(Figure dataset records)
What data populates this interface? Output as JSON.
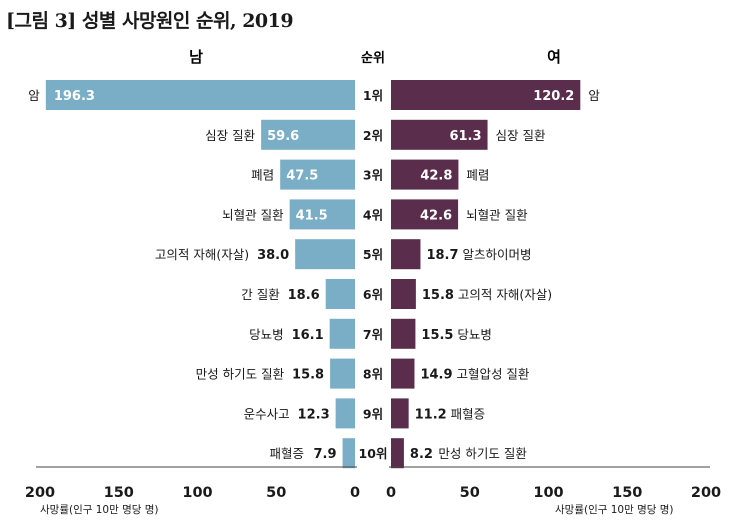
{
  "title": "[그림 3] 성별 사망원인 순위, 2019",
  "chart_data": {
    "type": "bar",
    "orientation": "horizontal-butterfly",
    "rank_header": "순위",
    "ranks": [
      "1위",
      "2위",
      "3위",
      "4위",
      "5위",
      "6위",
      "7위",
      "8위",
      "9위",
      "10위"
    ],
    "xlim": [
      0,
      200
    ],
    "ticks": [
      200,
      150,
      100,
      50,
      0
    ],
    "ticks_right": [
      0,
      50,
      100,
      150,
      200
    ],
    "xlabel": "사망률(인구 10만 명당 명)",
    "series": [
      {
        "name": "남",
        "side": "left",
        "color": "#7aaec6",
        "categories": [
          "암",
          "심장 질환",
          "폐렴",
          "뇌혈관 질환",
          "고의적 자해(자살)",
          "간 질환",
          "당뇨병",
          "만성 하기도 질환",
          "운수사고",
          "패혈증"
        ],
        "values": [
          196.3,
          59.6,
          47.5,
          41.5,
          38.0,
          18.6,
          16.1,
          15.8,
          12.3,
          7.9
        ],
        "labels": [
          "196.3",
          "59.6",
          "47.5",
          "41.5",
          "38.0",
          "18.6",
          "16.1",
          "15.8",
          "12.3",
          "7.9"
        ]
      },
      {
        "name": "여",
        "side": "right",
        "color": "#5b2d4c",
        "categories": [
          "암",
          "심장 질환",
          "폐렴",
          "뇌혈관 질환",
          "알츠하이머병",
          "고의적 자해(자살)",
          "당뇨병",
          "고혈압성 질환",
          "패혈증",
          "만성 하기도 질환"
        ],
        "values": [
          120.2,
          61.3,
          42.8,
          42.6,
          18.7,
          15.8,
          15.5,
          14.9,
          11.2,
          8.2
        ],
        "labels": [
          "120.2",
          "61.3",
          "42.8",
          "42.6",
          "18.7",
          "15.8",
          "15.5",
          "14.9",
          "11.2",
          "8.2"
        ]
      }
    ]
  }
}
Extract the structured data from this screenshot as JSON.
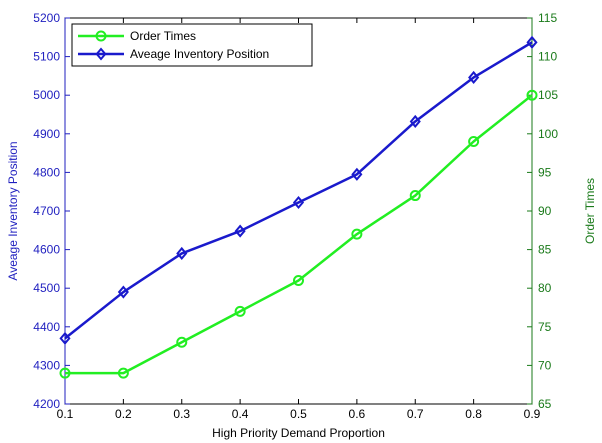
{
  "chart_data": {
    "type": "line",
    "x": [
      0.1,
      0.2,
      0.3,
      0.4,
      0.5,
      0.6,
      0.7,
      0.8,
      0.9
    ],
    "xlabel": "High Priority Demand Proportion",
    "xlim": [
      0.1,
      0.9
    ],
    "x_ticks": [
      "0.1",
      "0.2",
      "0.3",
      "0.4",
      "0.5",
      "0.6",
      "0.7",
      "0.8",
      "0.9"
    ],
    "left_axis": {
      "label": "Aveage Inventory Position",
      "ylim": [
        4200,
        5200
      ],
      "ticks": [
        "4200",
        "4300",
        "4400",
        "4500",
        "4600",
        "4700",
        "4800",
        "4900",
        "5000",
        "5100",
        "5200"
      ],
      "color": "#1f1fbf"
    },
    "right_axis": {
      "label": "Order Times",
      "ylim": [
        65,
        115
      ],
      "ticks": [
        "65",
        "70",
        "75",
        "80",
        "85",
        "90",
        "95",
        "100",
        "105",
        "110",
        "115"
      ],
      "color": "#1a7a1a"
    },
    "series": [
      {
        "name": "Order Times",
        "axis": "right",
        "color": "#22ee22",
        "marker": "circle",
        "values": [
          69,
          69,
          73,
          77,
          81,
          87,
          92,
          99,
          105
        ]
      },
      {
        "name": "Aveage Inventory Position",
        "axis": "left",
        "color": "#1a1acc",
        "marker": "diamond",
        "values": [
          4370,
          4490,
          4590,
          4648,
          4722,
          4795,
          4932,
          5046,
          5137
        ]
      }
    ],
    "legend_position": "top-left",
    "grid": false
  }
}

---

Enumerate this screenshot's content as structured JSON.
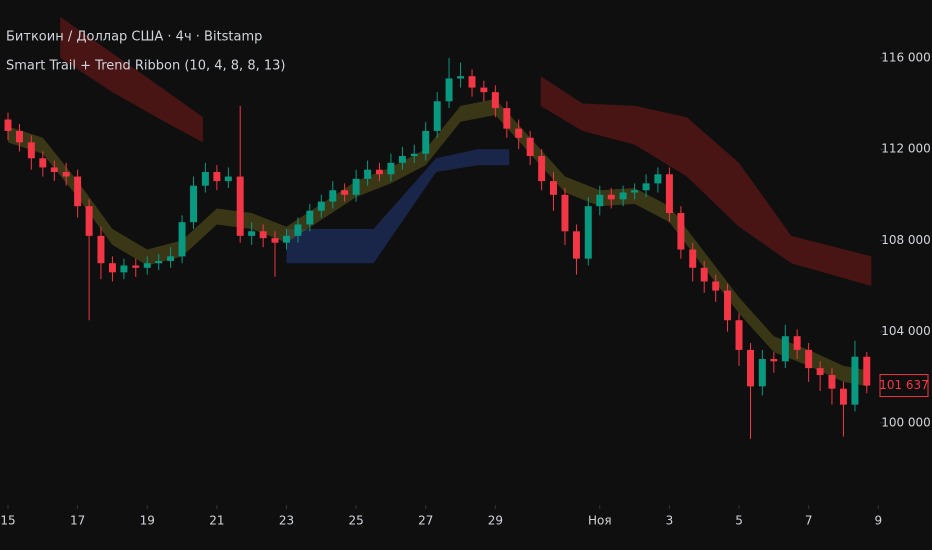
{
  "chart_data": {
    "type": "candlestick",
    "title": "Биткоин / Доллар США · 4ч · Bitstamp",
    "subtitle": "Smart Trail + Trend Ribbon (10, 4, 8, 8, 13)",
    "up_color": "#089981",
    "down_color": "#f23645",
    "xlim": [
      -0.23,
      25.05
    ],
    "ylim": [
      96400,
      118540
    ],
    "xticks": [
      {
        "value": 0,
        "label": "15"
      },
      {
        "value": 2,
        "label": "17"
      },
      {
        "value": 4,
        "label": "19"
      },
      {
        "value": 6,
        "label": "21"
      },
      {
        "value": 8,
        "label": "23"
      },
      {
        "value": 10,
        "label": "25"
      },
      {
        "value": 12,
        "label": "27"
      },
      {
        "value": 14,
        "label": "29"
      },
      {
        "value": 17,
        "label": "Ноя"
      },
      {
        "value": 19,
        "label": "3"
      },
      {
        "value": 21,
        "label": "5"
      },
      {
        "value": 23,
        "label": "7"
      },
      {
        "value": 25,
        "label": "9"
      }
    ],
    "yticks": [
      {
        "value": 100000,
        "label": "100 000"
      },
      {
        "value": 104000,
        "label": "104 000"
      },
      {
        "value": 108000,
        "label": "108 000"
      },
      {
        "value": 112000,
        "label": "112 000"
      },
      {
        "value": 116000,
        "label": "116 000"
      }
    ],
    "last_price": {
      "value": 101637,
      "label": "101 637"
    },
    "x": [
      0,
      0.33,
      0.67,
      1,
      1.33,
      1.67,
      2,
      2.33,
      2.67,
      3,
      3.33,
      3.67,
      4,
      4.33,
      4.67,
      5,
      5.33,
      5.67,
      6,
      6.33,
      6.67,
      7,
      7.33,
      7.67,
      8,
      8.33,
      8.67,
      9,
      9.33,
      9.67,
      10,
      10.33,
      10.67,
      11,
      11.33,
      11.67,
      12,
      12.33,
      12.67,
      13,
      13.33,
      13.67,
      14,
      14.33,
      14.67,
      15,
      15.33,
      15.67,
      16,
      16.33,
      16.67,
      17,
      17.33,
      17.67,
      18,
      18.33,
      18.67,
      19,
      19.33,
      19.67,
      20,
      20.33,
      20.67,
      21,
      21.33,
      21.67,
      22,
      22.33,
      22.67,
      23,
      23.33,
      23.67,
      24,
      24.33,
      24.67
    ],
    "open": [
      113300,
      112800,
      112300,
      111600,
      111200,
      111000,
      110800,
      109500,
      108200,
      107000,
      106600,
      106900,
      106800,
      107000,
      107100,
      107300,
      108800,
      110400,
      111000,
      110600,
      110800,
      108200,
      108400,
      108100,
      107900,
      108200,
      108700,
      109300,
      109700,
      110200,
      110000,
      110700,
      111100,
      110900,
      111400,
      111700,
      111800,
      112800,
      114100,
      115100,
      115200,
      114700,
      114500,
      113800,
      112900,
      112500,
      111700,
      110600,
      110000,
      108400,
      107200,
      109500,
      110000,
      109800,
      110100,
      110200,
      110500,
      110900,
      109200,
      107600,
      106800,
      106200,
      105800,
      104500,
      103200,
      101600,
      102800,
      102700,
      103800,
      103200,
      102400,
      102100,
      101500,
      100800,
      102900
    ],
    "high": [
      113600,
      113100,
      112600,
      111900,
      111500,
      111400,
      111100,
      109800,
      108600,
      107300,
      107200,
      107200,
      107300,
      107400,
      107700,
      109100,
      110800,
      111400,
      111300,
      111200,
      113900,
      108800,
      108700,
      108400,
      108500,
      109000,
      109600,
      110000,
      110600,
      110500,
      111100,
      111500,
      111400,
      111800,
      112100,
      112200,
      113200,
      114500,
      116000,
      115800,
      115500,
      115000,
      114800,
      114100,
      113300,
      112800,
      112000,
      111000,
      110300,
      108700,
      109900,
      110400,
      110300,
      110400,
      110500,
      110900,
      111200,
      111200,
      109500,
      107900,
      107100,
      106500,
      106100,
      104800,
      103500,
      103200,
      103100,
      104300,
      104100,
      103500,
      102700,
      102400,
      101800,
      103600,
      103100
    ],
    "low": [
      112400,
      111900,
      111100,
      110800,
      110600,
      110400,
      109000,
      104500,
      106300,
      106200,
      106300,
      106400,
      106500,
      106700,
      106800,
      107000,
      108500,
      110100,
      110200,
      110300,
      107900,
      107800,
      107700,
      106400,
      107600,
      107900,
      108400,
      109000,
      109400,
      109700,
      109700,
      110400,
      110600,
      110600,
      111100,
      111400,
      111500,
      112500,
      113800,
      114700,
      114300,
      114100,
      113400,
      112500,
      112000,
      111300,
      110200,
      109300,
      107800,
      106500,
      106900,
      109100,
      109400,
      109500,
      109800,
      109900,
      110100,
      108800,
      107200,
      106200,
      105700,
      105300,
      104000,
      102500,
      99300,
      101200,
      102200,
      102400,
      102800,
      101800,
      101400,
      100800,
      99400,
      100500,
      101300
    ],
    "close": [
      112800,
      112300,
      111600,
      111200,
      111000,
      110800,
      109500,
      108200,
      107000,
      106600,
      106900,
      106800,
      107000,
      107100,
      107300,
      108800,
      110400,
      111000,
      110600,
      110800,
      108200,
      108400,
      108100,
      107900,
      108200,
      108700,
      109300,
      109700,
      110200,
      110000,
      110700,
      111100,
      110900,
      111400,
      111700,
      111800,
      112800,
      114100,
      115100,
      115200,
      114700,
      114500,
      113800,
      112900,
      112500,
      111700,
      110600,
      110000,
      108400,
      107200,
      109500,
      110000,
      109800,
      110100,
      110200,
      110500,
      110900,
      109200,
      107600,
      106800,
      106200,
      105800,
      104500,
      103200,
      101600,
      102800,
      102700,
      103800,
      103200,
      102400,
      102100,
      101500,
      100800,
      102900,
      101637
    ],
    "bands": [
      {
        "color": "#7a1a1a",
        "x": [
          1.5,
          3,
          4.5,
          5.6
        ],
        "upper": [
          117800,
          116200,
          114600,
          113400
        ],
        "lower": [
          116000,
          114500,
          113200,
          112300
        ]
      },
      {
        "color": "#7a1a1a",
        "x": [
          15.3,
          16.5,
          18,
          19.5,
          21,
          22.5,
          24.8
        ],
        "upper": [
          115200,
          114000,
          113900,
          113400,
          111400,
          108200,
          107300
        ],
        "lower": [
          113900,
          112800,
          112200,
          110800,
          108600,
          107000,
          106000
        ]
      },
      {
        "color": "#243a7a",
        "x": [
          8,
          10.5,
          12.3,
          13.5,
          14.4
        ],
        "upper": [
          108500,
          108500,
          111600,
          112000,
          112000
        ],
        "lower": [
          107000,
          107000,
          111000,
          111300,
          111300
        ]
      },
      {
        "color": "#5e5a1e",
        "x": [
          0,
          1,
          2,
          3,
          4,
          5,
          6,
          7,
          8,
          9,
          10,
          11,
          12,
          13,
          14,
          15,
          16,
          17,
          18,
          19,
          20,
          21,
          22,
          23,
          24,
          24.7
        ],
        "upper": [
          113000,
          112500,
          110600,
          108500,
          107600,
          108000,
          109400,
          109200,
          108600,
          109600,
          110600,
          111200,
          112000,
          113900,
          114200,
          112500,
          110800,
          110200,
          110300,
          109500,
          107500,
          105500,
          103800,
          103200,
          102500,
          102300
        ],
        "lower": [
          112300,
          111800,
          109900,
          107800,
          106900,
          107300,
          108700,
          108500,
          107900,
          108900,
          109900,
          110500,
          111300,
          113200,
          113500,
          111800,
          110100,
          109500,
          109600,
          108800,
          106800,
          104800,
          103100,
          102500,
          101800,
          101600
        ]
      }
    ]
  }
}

...

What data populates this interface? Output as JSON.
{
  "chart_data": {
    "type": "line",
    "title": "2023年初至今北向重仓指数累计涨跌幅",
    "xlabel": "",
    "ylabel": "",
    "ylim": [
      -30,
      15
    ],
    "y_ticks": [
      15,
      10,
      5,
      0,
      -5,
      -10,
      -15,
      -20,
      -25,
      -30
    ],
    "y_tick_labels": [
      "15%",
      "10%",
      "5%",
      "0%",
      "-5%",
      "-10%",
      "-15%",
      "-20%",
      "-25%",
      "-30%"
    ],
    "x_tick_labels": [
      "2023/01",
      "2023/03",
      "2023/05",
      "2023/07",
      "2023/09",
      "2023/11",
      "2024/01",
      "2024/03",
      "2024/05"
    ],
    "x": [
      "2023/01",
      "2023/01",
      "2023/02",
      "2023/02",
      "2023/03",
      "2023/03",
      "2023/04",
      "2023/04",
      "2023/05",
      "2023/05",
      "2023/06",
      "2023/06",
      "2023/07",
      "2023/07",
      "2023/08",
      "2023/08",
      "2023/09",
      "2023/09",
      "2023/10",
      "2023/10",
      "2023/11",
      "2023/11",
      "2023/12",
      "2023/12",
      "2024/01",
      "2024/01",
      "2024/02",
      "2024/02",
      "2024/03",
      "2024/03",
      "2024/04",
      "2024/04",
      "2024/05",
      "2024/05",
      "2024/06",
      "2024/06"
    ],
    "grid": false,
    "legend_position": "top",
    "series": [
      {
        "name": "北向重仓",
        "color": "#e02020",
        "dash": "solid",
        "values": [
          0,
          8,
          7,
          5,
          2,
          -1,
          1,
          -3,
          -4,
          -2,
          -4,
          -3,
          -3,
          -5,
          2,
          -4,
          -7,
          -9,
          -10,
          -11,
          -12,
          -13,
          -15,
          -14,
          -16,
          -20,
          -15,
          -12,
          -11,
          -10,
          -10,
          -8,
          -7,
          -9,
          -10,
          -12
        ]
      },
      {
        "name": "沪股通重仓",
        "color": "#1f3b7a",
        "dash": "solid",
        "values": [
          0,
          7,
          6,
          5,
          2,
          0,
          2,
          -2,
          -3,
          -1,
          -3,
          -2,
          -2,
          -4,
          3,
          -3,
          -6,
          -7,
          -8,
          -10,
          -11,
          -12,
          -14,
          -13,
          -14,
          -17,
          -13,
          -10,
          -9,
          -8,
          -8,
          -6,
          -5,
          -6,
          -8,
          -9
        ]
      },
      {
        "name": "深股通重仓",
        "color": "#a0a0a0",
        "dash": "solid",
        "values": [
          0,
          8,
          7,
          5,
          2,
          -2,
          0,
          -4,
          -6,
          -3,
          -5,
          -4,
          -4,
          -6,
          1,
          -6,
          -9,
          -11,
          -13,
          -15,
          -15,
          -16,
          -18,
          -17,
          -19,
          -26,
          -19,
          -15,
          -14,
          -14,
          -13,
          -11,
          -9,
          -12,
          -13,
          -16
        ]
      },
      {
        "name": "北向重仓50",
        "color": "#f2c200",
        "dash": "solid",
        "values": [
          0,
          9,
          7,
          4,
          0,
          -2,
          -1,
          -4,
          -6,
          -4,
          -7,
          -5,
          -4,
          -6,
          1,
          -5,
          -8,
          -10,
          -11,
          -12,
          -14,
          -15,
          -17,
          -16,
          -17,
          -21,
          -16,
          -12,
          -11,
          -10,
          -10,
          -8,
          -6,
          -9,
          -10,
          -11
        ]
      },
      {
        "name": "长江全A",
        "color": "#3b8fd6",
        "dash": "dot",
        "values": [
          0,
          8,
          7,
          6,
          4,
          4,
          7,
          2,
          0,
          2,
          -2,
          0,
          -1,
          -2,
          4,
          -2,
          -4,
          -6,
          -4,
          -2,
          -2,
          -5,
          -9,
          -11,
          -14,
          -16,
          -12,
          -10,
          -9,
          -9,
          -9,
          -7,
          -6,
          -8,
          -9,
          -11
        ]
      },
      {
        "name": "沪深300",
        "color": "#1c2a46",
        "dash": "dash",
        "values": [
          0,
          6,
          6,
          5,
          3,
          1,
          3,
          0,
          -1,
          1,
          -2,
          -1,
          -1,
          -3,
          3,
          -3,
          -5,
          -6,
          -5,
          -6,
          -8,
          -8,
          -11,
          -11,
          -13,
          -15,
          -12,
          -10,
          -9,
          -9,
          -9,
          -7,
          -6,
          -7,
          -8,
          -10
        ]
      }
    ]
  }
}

### Goal:
Show, from the listing above, each line that contains the word "xlabel".

### Output of the task:
    "xlabel": "사망률(인구 10만 명당 명)",
    "xlabel": "High Priority Demand Proportion",
    "xlabel": "",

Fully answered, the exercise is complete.